--- RECORDED INFORMATION ---
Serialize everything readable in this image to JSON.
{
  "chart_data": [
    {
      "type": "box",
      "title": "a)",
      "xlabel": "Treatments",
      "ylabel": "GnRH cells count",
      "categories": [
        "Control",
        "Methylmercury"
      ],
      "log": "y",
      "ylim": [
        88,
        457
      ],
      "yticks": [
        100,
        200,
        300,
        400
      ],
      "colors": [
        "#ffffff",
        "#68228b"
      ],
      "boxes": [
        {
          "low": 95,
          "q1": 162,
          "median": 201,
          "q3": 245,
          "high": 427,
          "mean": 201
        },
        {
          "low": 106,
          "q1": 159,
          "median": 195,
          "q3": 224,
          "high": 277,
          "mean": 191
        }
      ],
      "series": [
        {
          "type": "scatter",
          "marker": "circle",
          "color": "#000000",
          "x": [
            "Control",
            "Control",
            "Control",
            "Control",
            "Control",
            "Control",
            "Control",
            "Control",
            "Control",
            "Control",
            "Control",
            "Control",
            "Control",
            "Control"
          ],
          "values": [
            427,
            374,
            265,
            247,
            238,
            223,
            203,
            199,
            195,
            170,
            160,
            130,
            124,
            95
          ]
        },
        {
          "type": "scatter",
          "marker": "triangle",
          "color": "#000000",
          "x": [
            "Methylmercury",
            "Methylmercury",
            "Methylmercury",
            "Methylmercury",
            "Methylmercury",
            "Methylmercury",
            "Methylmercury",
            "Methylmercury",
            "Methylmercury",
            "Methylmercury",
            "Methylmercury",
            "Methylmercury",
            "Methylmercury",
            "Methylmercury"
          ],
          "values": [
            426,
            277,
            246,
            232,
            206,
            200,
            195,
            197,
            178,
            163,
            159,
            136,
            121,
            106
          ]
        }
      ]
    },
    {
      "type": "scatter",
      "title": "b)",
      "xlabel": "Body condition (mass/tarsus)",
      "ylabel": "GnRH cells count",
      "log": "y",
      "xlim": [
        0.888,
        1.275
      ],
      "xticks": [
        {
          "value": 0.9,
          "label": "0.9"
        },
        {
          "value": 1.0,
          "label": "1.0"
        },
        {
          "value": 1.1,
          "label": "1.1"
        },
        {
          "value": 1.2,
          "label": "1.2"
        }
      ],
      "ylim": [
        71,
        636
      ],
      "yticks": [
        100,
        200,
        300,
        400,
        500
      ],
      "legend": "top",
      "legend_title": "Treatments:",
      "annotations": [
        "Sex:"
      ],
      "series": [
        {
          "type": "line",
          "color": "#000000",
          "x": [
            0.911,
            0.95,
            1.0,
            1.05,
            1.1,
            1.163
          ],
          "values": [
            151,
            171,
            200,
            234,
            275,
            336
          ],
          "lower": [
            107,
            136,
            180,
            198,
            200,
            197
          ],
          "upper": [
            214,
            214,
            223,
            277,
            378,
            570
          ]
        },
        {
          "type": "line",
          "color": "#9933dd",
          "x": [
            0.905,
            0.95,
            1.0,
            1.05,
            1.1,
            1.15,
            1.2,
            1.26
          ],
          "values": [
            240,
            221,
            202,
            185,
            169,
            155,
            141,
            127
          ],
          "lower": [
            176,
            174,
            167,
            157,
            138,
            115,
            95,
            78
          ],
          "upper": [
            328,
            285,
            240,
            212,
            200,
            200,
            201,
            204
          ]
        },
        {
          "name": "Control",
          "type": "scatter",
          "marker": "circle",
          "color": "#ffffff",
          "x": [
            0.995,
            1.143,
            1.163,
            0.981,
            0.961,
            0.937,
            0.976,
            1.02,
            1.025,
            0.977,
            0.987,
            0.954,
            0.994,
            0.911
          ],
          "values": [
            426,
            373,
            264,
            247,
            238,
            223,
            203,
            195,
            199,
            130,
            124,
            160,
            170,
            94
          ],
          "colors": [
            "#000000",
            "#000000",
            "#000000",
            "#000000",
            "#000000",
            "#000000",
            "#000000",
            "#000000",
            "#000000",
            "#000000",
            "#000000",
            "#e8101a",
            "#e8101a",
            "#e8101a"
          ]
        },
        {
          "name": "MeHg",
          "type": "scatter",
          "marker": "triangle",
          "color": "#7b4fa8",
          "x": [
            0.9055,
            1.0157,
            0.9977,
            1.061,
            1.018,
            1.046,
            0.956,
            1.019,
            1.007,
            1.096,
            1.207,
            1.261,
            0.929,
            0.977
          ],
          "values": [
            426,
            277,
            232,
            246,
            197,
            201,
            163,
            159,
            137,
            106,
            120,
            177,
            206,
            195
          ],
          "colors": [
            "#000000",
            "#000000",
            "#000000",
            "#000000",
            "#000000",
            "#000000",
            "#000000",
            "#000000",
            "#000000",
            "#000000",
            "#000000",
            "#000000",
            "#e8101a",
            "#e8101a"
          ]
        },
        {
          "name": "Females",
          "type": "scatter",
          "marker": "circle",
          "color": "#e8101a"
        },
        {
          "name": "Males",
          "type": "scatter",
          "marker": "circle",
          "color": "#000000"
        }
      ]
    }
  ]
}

--- AIM OF THE EXERCISE ---
Reproduce the data in its entirety, matching each character.

--- SOLUTION FOR THIS EXERCISE ---
Serialize everything readable in this image to JSON.
{
  "chart_data": [
    {
      "type": "box",
      "title": "a)",
      "xlabel": "Treatments",
      "ylabel": "GnRH cells count",
      "categories": [
        "Control",
        "Methylmercury"
      ],
      "log": "y",
      "ylim": [
        88,
        457
      ],
      "yticks": [
        100,
        200,
        300,
        400
      ],
      "colors": [
        "#ffffff",
        "#68228b"
      ],
      "boxes": [
        {
          "low": 95,
          "q1": 162,
          "median": 201,
          "q3": 245,
          "high": 427,
          "mean": 201
        },
        {
          "low": 106,
          "q1": 159,
          "median": 195,
          "q3": 224,
          "high": 277,
          "mean": 191
        }
      ],
      "series": [
        {
          "type": "scatter",
          "marker": "circle",
          "color": "#000000",
          "x": [
            "Control",
            "Control",
            "Control",
            "Control",
            "Control",
            "Control",
            "Control",
            "Control",
            "Control",
            "Control",
            "Control",
            "Control",
            "Control",
            "Control"
          ],
          "values": [
            427,
            374,
            265,
            247,
            238,
            223,
            203,
            199,
            195,
            170,
            160,
            130,
            124,
            95
          ]
        },
        {
          "type": "scatter",
          "marker": "triangle",
          "color": "#000000",
          "x": [
            "Methylmercury",
            "Methylmercury",
            "Methylmercury",
            "Methylmercury",
            "Methylmercury",
            "Methylmercury",
            "Methylmercury",
            "Methylmercury",
            "Methylmercury",
            "Methylmercury",
            "Methylmercury",
            "Methylmercury",
            "Methylmercury",
            "Methylmercury"
          ],
          "values": [
            426,
            277,
            246,
            232,
            206,
            200,
            195,
            197,
            178,
            163,
            159,
            136,
            121,
            106
          ]
        }
      ]
    },
    {
      "type": "scatter",
      "title": "b)",
      "xlabel": "Body condition (mass/tarsus)",
      "ylabel": "GnRH cells count",
      "log": "y",
      "xlim": [
        0.888,
        1.275
      ],
      "xticks": [
        {
          "value": 0.9,
          "label": "0.9"
        },
        {
          "value": 1.0,
          "label": "1.0"
        },
        {
          "value": 1.1,
          "label": "1.1"
        },
        {
          "value": 1.2,
          "label": "1.2"
        }
      ],
      "ylim": [
        71,
        636
      ],
      "yticks": [
        100,
        200,
        300,
        400,
        500
      ],
      "legend": "top",
      "legend_title": "Treatments:",
      "annotations": [
        "Sex:"
      ],
      "series": [
        {
          "type": "line",
          "color": "#000000",
          "x": [
            0.911,
            0.95,
            1.0,
            1.05,
            1.1,
            1.163
          ],
          "values": [
            151,
            171,
            200,
            234,
            275,
            336
          ],
          "lower": [
            107,
            136,
            180,
            198,
            200,
            197
          ],
          "upper": [
            214,
            214,
            223,
            277,
            378,
            570
          ]
        },
        {
          "type": "line",
          "color": "#9933dd",
          "x": [
            0.905,
            0.95,
            1.0,
            1.05,
            1.1,
            1.15,
            1.2,
            1.26
          ],
          "values": [
            240,
            221,
            202,
            185,
            169,
            155,
            141,
            127
          ],
          "lower": [
            176,
            174,
            167,
            157,
            138,
            115,
            95,
            78
          ],
          "upper": [
            328,
            285,
            240,
            212,
            200,
            200,
            201,
            204
          ]
        },
        {
          "name": "Control",
          "type": "scatter",
          "marker": "circle",
          "color": "#ffffff",
          "x": [
            0.995,
            1.143,
            1.163,
            0.981,
            0.961,
            0.937,
            0.976,
            1.02,
            1.025,
            0.977,
            0.987,
            0.954,
            0.994,
            0.911
          ],
          "values": [
            426,
            373,
            264,
            247,
            238,
            223,
            203,
            195,
            199,
            130,
            124,
            160,
            170,
            94
          ],
          "colors": [
            "#000000",
            "#000000",
            "#000000",
            "#000000",
            "#000000",
            "#000000",
            "#000000",
            "#000000",
            "#000000",
            "#000000",
            "#000000",
            "#e8101a",
            "#e8101a",
            "#e8101a"
          ]
        },
        {
          "name": "MeHg",
          "type": "scatter",
          "marker": "triangle",
          "color": "#7b4fa8",
          "x": [
            0.9055,
            1.0157,
            0.9977,
            1.061,
            1.018,
            1.046,
            0.956,
            1.019,
            1.007,
            1.096,
            1.207,
            1.261,
            0.929,
            0.977
          ],
          "values": [
            426,
            277,
            232,
            246,
            197,
            201,
            163,
            159,
            137,
            106,
            120,
            177,
            206,
            195
          ],
          "colors": [
            "#000000",
            "#000000",
            "#000000",
            "#000000",
            "#000000",
            "#000000",
            "#000000",
            "#000000",
            "#000000",
            "#000000",
            "#000000",
            "#000000",
            "#e8101a",
            "#e8101a"
          ]
        },
        {
          "name": "Females",
          "type": "scatter",
          "marker": "circle",
          "color": "#e8101a"
        },
        {
          "name": "Males",
          "type": "scatter",
          "marker": "circle",
          "color": "#000000"
        }
      ]
    }
  ]
}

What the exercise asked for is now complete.